## Task details
Render every line of the entries below as a Markdown table with two columns, Row for the running number and Line for the line itself. Skip blank lines and leave the pictures out.

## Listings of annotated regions
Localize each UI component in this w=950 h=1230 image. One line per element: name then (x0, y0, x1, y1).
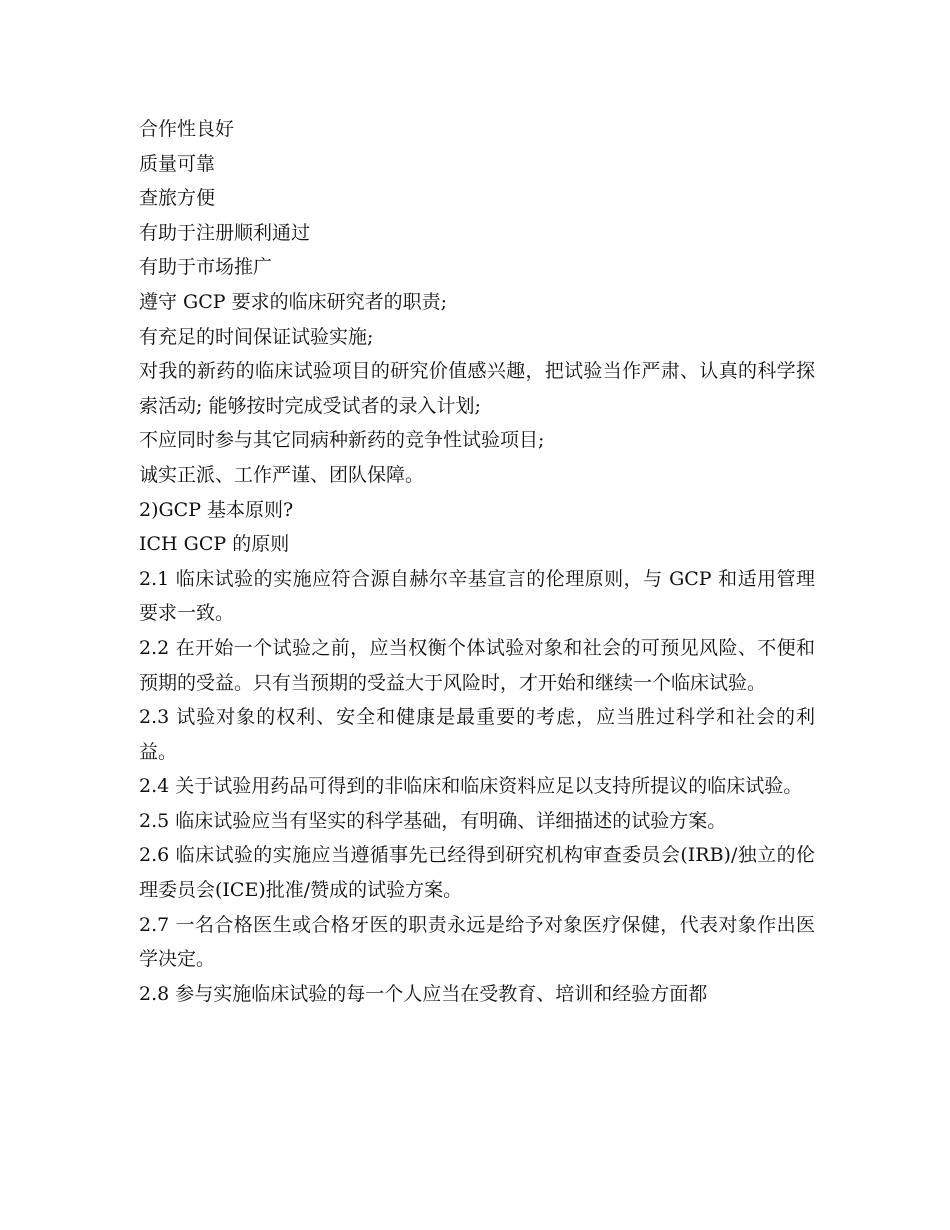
principle-item: 2.1 临床试验的实施应符合源自赫尔辛基宣言的伦理原则，与 GCP 和适用管理要求一致。 (139, 567, 815, 625)
paragraph: 有助于注册顺利通过 (139, 221, 311, 244)
paragraph: 质量可靠 (139, 152, 216, 175)
principle-item: 2.5 临床试验应当有坚实的科学基础，有明确、详细描述的试验方案。 (139, 809, 727, 832)
document-body (139, 112, 815, 1011)
paragraph: 不应同时参与其它同病种新药的竞争性试验项目; (139, 429, 545, 452)
principle-item: 2.7 一名合格医生或合格牙医的职责永远是给予对象医疗保健，代表对象作出医学决定。 (139, 913, 815, 971)
paragraph: 遵守 GCP 要求的临床研究者的职责; (139, 290, 447, 313)
principle-item: 2.2 在开始一个试验之前，应当权衡个体试验对象和社会的可预见风险、不便和预期的受益。只有当预期的受益大于风险时，才开始和继续一个临床试验。 (139, 636, 815, 694)
principle-item: 2.3 试验对象的权利、安全和健康是最重要的考虑，应当胜过科学和社会的利益。 (139, 706, 815, 763)
section-heading: 2)GCP 基本原则? (139, 498, 294, 521)
paragraph: 诚实正派、工作严谨、团队保障。 (139, 463, 425, 486)
principle-item: 2.8 参与实施临床试验的每一个人应当在受教育、培训和经验方面都 (139, 982, 708, 1005)
principle-item: 2.6 临床试验的实施应当遵循事先已经得到研究机构审查委员会(IRB)/独立的伦理委员会(ICE)批准/赞成的试验方案。 (139, 844, 815, 902)
paragraph: 对我的新药的临床试验项目的研究价值感兴趣，把试验当作严肃、认真的科学探索活动; 能够按时完成受试者的录入计划; (139, 360, 815, 417)
paragraph: 有助于市场推广 (139, 256, 273, 279)
principle-item: 2.4 关于试验用药品可得到的非临床和临床资料应足以支持所提议的临床试验。 (139, 775, 803, 798)
paragraph: 有充足的时间保证试验实施; (139, 325, 374, 348)
section-subheading: ICH GCP 的原则 (139, 533, 290, 556)
paragraph: 合作性良好 (139, 118, 235, 140)
paragraph: 查旅方便 (139, 187, 216, 210)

## Answer in full
| Row | Line |
|---|---|
| 1 | Localize each UI component in this w=950 h=1230 image. One line per element: name then (x0, y0, x1, y1). |
| 2 | principle-item: 2.1 临床试验的实施应符合源自赫尔辛基宣言的伦理原则，与 GCP 和适用管理要求一致。 (139, 567, 815, 625) |
| 3 | paragraph: 有助于注册顺利通过 (139, 221, 311, 244) |
| 4 | paragraph: 质量可靠 (139, 152, 216, 175) |
| 5 | principle-item: 2.5 临床试验应当有坚实的科学基础，有明确、详细描述的试验方案。 (139, 809, 727, 832) |
| 6 | document-body (139, 112, 815, 1011) |
| 7 | paragraph: 不应同时参与其它同病种新药的竞争性试验项目; (139, 429, 545, 452) |
| 8 | principle-item: 2.7 一名合格医生或合格牙医的职责永远是给予对象医疗保健，代表对象作出医学决定。 (139, 913, 815, 971) |
| 9 | paragraph: 遵守 GCP 要求的临床研究者的职责; (139, 290, 447, 313) |
| 10 | principle-item: 2.2 在开始一个试验之前，应当权衡个体试验对象和社会的可预见风险、不便和预期的受益。只有当预期的受益大于风险时，才开始和继续一个临床试验。 (139, 636, 815, 694) |
| 11 | principle-item: 2.3 试验对象的权利、安全和健康是最重要的考虑，应当胜过科学和社会的利益。 (139, 706, 815, 763) |
| 12 | section-heading: 2)GCP 基本原则? (139, 498, 294, 521) |
| 13 | paragraph: 诚实正派、工作严谨、团队保障。 (139, 463, 425, 486) |
| 14 | principle-item: 2.8 参与实施临床试验的每一个人应当在受教育、培训和经验方面都 (139, 982, 708, 1005) |
| 15 | principle-item: 2.6 临床试验的实施应当遵循事先已经得到研究机构审查委员会(IRB)/独立的伦理委员会(ICE)批准/赞成的试验方案。 (139, 844, 815, 902) |
| 16 | paragraph: 对我的新药的临床试验项目的研究价值感兴趣，把试验当作严肃、认真的科学探索活动; 能够按时完成受试者的录入计划; (139, 360, 815, 417) |
| 17 | paragraph: 有助于市场推广 (139, 256, 273, 279) |
| 18 | principle-item: 2.4 关于试验用药品可得到的非临床和临床资料应足以支持所提议的临床试验。 (139, 775, 803, 798) |
| 19 | paragraph: 有充足的时间保证试验实施; (139, 325, 374, 348) |
| 20 | section-subheading: ICH GCP 的原则 (139, 533, 290, 556) |
| 21 | paragraph: 合作性良好 (139, 118, 235, 140) |
| 22 | paragraph: 查旅方便 (139, 187, 216, 210) |